───── Extracted entries ─────

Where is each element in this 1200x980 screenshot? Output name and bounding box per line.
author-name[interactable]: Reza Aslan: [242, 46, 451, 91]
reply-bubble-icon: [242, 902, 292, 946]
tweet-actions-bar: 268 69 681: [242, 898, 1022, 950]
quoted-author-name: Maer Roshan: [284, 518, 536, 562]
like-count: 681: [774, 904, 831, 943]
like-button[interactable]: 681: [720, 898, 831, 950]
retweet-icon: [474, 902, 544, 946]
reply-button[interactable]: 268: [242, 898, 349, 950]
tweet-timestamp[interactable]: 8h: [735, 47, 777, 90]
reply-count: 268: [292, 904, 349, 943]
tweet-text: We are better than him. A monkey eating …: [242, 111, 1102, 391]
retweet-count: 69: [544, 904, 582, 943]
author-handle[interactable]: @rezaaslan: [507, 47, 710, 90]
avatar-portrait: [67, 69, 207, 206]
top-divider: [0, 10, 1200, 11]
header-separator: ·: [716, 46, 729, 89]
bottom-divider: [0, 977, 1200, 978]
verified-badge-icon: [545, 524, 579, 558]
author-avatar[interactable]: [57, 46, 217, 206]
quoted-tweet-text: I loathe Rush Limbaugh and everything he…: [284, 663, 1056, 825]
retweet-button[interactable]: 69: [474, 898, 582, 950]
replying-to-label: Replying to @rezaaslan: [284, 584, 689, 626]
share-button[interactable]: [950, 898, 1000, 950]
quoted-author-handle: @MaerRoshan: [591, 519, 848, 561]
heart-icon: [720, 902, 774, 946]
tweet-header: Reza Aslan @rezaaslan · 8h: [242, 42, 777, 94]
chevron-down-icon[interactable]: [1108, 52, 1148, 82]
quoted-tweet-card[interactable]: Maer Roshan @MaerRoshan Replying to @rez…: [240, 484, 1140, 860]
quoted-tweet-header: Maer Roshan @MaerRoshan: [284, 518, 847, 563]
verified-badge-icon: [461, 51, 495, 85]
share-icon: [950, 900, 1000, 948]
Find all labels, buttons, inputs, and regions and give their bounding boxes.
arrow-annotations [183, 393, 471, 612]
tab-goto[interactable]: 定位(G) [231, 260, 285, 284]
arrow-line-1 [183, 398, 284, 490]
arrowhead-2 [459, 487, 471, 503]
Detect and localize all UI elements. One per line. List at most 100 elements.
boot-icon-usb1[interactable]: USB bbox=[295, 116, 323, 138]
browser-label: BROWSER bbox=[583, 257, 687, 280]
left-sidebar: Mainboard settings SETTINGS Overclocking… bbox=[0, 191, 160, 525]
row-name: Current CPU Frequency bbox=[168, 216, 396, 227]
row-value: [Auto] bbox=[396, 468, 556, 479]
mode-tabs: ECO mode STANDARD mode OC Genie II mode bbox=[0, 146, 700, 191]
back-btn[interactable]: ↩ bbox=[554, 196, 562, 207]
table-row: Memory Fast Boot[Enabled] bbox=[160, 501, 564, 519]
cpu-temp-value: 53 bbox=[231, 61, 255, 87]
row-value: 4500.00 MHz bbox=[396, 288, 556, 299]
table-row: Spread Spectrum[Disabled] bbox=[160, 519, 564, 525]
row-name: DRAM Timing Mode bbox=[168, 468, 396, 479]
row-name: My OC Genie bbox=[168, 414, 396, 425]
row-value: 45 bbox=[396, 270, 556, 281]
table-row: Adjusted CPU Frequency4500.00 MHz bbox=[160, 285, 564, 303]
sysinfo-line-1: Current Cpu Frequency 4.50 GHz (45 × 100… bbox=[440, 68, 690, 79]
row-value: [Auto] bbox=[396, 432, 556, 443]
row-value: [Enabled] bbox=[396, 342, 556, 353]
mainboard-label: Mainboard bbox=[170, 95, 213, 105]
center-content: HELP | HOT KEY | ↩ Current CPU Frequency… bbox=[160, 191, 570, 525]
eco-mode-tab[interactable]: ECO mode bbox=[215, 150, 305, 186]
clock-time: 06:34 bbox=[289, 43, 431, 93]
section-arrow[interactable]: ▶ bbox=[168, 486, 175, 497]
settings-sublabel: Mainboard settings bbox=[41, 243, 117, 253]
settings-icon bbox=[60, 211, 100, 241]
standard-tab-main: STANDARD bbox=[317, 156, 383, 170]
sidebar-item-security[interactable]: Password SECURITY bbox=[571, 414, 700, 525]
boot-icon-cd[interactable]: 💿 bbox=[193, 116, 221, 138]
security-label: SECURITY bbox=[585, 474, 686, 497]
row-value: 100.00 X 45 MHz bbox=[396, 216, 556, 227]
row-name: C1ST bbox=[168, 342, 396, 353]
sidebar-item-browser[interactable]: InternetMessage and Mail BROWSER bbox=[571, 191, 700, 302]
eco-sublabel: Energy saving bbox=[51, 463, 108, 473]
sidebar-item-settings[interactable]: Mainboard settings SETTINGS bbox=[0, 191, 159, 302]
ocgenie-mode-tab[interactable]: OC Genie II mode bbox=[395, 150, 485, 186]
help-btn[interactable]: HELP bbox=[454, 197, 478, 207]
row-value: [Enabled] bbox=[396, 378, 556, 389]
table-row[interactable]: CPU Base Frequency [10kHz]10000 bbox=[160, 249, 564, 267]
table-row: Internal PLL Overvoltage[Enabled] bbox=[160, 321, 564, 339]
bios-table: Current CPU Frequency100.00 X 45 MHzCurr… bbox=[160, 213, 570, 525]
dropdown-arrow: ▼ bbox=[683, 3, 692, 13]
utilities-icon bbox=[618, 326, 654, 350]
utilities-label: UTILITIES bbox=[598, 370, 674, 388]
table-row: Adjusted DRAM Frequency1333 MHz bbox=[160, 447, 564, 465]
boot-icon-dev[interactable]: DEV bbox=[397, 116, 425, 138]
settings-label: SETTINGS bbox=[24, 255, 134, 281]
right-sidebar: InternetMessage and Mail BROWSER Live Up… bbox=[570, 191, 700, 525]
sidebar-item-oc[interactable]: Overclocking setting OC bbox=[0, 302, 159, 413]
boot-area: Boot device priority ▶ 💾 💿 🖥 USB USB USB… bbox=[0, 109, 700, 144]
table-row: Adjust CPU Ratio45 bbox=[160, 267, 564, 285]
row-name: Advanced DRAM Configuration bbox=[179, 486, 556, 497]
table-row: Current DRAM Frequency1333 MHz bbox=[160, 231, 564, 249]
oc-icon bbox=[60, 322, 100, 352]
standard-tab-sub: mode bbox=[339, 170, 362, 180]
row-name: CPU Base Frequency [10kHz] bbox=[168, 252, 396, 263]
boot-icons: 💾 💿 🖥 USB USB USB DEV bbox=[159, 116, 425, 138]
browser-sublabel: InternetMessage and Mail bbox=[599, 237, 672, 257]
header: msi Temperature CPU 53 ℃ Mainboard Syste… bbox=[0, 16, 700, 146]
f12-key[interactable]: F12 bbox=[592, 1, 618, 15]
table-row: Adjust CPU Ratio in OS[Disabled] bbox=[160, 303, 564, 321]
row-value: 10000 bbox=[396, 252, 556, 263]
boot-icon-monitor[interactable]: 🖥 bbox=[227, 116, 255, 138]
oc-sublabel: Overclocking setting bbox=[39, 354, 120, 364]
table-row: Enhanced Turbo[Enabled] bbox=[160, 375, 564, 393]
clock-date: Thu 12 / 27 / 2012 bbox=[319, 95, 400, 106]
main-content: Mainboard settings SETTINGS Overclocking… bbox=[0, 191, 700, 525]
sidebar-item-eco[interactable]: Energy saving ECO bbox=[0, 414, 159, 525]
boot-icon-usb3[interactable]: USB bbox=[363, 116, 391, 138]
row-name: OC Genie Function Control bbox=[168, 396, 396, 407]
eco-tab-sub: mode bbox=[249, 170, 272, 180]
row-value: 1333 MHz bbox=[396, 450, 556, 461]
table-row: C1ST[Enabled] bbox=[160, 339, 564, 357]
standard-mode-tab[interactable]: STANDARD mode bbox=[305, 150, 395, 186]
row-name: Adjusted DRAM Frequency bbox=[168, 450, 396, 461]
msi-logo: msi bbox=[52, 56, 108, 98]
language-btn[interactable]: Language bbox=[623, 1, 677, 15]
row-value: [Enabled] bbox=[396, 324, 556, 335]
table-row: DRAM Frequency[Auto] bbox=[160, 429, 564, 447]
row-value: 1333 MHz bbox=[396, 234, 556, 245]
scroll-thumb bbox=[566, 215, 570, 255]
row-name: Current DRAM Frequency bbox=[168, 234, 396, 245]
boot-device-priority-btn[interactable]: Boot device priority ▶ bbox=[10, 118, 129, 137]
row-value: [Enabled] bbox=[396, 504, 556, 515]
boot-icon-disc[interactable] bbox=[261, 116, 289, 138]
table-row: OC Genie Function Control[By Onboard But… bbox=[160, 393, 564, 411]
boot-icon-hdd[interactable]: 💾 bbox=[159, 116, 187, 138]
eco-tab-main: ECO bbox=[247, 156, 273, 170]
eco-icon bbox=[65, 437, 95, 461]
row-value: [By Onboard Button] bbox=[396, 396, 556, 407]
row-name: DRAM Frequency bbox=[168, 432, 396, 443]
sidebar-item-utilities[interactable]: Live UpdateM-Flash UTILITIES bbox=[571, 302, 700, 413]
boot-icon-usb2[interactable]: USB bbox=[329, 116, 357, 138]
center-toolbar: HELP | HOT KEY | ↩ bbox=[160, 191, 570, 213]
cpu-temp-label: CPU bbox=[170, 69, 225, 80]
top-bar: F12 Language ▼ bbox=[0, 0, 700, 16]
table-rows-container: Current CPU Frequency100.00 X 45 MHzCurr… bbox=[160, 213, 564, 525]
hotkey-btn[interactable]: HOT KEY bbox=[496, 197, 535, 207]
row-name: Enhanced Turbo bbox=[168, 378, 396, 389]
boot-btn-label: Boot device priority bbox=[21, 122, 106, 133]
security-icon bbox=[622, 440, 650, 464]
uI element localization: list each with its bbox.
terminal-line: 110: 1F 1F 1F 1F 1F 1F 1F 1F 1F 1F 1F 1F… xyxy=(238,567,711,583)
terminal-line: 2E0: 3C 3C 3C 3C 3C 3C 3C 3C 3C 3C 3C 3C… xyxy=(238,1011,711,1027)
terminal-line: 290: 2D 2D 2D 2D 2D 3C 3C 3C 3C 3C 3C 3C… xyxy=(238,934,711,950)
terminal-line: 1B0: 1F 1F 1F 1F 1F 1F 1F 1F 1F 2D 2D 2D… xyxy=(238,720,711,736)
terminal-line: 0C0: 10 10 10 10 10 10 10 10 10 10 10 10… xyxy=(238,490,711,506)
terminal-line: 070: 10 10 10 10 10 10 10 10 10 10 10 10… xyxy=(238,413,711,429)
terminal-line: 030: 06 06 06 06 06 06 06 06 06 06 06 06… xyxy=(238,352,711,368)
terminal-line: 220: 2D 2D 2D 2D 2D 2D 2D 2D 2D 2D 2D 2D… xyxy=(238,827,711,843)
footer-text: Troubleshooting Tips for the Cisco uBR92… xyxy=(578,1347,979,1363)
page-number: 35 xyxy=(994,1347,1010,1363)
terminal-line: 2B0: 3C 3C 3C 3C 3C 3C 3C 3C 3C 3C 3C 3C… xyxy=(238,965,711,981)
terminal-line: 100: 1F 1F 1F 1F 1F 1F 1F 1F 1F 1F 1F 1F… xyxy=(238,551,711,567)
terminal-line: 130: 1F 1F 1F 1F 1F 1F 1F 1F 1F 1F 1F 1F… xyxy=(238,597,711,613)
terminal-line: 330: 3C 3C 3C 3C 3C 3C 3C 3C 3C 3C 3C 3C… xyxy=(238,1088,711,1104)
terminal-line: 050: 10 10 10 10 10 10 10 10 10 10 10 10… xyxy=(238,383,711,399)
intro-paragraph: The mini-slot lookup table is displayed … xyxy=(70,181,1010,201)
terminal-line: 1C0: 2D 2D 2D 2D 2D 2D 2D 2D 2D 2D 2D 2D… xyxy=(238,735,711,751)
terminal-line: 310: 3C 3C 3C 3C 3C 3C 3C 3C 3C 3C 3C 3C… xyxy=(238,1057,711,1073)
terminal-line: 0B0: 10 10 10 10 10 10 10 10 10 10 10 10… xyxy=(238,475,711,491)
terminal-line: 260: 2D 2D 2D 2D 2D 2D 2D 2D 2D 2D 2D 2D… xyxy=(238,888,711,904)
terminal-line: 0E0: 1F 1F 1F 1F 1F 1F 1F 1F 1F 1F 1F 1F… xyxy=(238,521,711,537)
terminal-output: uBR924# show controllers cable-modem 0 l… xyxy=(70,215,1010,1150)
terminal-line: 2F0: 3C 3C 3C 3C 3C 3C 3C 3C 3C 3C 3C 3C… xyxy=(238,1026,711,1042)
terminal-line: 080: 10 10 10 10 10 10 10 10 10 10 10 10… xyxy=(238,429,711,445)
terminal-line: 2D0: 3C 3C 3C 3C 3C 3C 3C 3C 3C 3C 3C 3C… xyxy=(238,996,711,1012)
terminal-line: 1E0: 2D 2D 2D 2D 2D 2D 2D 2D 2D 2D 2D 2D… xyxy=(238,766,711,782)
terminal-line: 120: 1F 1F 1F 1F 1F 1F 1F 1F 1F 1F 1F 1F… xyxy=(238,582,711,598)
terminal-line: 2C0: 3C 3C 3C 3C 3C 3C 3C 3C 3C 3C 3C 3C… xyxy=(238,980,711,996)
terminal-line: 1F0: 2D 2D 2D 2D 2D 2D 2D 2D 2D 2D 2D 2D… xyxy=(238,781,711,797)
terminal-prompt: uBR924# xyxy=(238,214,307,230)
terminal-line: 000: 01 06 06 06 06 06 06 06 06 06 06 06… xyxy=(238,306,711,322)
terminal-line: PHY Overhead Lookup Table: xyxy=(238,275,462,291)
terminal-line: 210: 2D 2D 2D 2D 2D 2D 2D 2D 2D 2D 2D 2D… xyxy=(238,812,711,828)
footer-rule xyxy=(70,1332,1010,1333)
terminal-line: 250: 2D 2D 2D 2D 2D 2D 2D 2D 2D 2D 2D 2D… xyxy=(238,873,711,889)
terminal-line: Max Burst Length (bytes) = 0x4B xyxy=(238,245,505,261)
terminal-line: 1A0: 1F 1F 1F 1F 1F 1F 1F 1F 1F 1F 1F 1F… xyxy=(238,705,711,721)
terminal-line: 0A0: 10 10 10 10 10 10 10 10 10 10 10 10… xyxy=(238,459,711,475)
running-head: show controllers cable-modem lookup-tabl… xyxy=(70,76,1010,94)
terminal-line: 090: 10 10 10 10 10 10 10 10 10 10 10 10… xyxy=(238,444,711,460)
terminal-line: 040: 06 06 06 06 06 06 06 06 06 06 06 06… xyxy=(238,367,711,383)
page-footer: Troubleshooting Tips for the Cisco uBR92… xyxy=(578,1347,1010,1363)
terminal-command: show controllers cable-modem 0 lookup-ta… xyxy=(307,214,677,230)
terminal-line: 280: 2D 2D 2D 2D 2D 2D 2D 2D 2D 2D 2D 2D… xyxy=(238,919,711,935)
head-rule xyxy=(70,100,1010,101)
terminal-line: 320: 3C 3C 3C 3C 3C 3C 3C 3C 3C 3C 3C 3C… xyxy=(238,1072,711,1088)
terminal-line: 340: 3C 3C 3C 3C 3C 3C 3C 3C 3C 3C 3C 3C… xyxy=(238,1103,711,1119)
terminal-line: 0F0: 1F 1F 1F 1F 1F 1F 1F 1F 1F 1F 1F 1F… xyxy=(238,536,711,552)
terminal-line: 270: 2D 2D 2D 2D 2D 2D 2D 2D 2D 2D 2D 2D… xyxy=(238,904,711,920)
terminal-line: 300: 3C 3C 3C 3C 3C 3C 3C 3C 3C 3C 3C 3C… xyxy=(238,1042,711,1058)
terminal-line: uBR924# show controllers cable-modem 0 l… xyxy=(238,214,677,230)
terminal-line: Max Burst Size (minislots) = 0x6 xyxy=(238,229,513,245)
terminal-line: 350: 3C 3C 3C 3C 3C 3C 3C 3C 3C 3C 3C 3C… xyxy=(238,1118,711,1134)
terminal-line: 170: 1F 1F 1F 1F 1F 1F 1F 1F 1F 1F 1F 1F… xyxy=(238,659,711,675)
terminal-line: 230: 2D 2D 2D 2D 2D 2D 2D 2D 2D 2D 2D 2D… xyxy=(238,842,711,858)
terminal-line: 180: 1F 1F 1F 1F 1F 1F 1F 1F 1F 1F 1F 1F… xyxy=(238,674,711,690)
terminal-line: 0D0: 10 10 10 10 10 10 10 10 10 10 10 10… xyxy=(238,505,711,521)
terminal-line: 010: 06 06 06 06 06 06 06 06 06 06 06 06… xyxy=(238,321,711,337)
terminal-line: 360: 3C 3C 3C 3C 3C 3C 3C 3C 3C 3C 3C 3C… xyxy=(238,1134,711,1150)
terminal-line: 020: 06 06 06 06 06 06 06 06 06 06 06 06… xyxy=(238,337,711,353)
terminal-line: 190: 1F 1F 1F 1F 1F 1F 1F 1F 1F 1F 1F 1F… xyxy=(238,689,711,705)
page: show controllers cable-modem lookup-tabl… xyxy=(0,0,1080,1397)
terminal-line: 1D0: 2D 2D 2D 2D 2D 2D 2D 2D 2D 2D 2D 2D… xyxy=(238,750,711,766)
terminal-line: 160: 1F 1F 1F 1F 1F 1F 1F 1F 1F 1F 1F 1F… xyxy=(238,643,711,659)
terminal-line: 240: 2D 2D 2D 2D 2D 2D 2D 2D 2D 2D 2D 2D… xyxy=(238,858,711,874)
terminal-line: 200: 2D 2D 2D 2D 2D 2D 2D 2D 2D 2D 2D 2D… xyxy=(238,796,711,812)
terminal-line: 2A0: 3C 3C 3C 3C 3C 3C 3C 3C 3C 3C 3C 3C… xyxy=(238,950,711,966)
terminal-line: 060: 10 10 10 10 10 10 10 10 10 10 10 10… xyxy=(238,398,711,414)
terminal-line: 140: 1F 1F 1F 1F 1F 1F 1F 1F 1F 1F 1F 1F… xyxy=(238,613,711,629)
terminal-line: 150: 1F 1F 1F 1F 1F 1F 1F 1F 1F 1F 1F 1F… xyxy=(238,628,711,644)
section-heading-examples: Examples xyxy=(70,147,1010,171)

─────

*Instruction*:
Please format the data above as a numbered list, from the first line through the line containing "retweet-icon: [474, 902, 544, 946]", leaving out any blank lines.

*Exercise output*:
1. Where is each element in this 1200x980 screenshot? Output name and bounding box per line.
2. author-name[interactable]: Reza Aslan: [242, 46, 451, 91]
3. reply-bubble-icon: [242, 902, 292, 946]
4. tweet-actions-bar: 268 69 681: [242, 898, 1022, 950]
5. quoted-author-name: Maer Roshan: [284, 518, 536, 562]
6. like-count: 681: [774, 904, 831, 943]
7. like-button[interactable]: 681: [720, 898, 831, 950]
8. retweet-icon: [474, 902, 544, 946]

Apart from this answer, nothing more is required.